### GIVEN TASK
Note how many lines include the word "name", and give that number by itself.

### ENTRIES SUPPLIED

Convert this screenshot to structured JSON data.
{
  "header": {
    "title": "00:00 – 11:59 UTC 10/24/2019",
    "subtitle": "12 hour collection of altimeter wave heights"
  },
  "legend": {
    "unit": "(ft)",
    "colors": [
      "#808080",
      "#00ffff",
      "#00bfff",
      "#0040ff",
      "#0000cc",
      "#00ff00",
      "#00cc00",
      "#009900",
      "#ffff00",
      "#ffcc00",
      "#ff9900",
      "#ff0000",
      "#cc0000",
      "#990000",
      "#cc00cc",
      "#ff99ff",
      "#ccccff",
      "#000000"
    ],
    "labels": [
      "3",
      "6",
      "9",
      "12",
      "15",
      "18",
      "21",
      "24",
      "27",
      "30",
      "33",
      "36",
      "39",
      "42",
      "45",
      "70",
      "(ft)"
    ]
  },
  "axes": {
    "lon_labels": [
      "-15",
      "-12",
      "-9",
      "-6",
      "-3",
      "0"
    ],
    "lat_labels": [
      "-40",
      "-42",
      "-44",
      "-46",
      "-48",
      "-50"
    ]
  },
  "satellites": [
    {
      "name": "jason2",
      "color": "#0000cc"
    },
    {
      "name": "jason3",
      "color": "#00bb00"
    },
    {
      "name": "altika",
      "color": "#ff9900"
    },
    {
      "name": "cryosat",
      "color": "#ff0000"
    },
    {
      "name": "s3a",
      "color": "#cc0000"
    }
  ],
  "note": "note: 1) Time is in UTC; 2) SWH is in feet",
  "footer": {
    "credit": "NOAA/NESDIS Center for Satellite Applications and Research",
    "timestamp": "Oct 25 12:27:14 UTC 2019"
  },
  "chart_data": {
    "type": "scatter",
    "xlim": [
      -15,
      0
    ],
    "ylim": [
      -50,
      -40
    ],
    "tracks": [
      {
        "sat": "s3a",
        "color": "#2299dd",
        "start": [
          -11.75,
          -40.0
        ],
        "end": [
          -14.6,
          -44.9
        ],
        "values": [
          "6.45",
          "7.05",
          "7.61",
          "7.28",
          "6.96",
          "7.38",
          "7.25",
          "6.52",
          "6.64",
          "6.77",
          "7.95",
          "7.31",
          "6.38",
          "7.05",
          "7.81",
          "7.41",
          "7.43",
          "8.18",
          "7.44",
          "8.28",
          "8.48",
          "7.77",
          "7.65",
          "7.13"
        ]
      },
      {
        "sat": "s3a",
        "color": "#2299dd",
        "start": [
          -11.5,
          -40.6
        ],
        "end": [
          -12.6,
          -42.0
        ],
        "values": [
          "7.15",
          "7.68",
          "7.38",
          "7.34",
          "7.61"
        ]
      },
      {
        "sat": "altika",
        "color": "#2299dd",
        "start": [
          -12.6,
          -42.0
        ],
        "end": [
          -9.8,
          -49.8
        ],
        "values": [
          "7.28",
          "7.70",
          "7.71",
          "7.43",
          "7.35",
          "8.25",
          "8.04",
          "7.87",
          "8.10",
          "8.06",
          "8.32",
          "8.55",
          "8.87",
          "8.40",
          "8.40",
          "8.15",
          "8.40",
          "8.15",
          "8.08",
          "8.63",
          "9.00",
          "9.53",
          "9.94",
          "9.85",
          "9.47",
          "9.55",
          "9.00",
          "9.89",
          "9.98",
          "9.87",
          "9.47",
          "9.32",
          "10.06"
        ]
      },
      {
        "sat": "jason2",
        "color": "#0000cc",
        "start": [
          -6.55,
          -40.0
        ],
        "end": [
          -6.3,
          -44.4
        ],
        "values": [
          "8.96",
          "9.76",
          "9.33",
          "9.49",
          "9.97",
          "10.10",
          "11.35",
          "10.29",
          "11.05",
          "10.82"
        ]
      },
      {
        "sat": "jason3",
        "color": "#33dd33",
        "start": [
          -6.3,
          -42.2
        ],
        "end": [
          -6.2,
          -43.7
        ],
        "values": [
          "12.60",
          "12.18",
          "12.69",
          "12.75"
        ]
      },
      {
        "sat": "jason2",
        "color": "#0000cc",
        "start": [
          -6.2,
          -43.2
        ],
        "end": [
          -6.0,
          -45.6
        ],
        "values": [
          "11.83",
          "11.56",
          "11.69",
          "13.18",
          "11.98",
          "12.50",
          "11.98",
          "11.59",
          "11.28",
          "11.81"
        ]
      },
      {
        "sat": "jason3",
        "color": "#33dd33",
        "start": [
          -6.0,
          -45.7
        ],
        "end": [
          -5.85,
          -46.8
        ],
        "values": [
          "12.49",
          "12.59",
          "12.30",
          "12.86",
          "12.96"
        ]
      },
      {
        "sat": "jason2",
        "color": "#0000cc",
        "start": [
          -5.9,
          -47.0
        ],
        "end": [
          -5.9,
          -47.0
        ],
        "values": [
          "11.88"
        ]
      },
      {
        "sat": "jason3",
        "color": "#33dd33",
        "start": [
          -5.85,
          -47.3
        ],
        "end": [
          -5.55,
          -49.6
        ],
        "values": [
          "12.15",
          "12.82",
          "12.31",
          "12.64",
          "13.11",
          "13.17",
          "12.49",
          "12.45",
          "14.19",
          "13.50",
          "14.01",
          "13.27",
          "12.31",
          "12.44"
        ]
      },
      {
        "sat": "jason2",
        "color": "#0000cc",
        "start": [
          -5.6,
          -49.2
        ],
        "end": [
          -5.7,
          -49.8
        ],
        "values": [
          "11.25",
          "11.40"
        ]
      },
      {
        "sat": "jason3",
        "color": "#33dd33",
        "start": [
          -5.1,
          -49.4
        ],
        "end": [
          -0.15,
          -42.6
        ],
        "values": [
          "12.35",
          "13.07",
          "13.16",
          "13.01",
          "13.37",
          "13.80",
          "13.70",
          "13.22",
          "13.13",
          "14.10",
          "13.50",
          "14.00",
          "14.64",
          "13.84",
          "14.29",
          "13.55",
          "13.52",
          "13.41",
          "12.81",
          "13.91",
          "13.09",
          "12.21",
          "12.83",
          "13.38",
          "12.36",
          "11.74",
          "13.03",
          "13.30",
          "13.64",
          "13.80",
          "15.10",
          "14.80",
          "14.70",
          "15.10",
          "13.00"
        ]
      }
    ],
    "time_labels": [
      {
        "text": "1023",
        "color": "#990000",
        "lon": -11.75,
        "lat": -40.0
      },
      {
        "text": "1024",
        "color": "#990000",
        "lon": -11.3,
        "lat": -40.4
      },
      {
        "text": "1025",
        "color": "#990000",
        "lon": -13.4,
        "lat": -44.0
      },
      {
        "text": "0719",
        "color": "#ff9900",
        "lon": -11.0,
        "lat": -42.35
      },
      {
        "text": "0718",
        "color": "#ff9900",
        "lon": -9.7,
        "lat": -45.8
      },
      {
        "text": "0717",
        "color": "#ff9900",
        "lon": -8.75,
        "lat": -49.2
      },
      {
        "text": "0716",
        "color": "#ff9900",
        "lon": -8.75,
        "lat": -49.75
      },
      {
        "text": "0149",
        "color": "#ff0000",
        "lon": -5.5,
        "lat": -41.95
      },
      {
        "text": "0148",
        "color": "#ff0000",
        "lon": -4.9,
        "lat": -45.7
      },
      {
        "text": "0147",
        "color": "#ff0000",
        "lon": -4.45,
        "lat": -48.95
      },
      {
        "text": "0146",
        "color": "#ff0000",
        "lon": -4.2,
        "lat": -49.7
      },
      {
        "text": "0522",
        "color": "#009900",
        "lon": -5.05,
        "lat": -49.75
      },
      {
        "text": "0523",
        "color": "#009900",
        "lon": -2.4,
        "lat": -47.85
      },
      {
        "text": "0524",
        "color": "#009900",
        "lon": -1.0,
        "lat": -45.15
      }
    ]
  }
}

### CORRECT RESPONSE
5